AMC Theaters has updated their official website with the recently revealed Rating for the Transformers: Bumblebee movie and its Running Time.
Clocked at just 1 hour and 54 minutes, the new Travis Knight movie is the shortest Transformers Live Action Movie to date. If we take away about 9 minutes for the credit roll, the actual movie may turn out to be a comfortable 1 hour and 45 minute long family-friendly movie.
This upcoming movie is approximately 1 hour shorter than Transformers: Age Of Extinction; which holds the longest running time for a Transformers movie.
- Transformers 2007 – 2 hours and 23 minutes
- Transformers: Revenge Of The Fallen – 2 hours and 30 minutes
- Transformers: Dark Of The Moon – 2 hours and 34 minutes
- Transformers: Age Of Extinction – 2 hours and 45 minutes
- Transformers: The Last Knight – 2 hours and 29 minutes
- Transformers: Bumblebee – 1 hour and 54 minutes
Transformers: Bumblebee is rated PG-13 for ‘sequences of sci-fi action violence‘.
Update: This running time is also confirmed by other theater chains across the globe.
Update running time change 119 min
Call me old-fashioned, but I prefer longer movie lengths, as I like movies to have breathing room.
And I don't get all of these comments about the later movies being too long when literally every single one of them have been long. The 2007 film is just as bloated as any of the sequels, and perhaps even more considering the stories they were all trying to tell.
Not that I have anything wrong with Bumblebee's runtime. I just think it's funny how fans have double standards between the five different Bay Transformers films, as if some of them are fine in run time and others, which are barely longer, these unacceptably long films, when in fact they're all in the same general time range.
In theory this means the movie is not going to waste your time. If it's good, you might come out wishing for more, which could be a good thing. "Leave while they want you to stay" and all that.
Good. I want to leave the theater wanting more. 2.5-3hrs is way too long for a movie. There's a few exceptions but keeping it under 2 hrs is typically a good idea.
Thank Lord Jesus almighty
< 2 hours is probably okay for a tighter focused story like this, but 2.5 is much more common for larger Sci-Fi stories.
Good. Hopefully this will make for a more streamlined runtime.
Sorry I meant 2 hours long haha
Wait, Age of Extinction was longer than The Last Knight? I wouldn't have guessed, Last Knight felt like it was never going to end.
I never realized that the other TF movies were even over 2 hours long…
Just curious any chance you think this movie will be a critic success to help get the stigma of the previous films away from it.
Or drink as much as you can and let it all out before showtime.
This movie keeps getting more and more appealing. Movies 2-5 were far too long WITHOUT including the ridiculous drek that made even less sense than the already nonsensical "plots".
I really thought I was going to skip any other movies after the nonstop shitfest that was Last Knight but I'm going to support the hell out of Bumblebee. Opening night for sure, and if I deem it appropriate I'll go again and bring along my four year old.
Few sadists in here?
2.5 hrs of incomprehensible plot, shaky cam action, explosions and magic eye puzzle characters is not enough!!! I need moooooooooore!!! More damnit Michael Bay!!
Nearly two hours is good for this Bumblee film. Enough time to develop a decent story and for the new director to build his own world… less chance of random location jumps to appease Chinese investors for the last act.

◆ WHAT TO DO
1/ Echo the passage from the Bumblebee article, starting at "Sorry I meant" and ending at "out before showtime.".
2/ Answer these from the Bumblebee article:
(a) Which theater company updated its official website with the rating and running time?
(b) Which Transformers movie holds the longest running time, and how long is it?
(c) What reason is given for the movie's PG-13 rating?

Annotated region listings
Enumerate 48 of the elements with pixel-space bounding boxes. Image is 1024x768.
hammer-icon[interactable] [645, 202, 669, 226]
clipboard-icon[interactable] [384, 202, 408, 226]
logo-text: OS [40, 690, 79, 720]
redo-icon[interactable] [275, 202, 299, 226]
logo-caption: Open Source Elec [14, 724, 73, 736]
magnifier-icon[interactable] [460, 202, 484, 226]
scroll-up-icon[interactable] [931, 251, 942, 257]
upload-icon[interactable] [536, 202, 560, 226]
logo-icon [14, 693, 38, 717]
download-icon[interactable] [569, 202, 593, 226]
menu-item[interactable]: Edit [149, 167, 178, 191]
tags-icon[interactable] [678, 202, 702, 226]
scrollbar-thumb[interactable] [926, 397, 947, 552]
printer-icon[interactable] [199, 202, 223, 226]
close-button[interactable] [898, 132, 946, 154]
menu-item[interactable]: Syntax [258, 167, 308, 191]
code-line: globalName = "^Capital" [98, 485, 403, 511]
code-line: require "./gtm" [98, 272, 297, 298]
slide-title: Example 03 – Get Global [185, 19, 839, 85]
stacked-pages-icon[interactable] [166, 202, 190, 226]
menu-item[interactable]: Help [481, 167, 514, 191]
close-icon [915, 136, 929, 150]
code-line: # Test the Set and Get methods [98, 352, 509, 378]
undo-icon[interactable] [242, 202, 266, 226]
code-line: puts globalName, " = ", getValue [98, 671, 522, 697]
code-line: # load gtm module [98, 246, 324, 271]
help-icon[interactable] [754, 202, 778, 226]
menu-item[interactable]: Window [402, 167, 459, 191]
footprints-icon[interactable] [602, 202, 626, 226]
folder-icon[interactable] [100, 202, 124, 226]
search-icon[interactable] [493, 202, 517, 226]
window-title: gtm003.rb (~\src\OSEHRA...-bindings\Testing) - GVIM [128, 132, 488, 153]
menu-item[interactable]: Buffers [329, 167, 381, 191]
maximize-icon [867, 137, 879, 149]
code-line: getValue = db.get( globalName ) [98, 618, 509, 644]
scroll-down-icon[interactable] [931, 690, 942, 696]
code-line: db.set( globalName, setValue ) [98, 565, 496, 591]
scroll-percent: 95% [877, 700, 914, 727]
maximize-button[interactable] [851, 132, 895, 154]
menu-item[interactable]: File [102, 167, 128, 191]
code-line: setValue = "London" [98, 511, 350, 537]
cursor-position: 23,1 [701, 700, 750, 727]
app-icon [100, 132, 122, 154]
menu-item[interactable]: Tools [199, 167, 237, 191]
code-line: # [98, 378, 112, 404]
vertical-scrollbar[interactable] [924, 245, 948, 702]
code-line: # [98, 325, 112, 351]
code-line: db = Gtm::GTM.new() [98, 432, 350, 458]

◆ WORKED ANSWERS
1/
Sorry I meant 2 hours long haha
Wait, Age of Extinction was longer than The Last Knight? I wouldn't have guessed, Last Knight felt like it was never going to end.
I never realized that the other TF movies were even over 2 hours long…
Just curious any chance you think this movie will be a critic success to help get the stigma of the previous films away from it.
Or drink as much as you can and let it all out before showtime.

2/
(a) AMC Theaters
(b) Transformers: Age Of Extinction, at 2 hours and 45 minutes
(c) Sequences of sci-fi action violence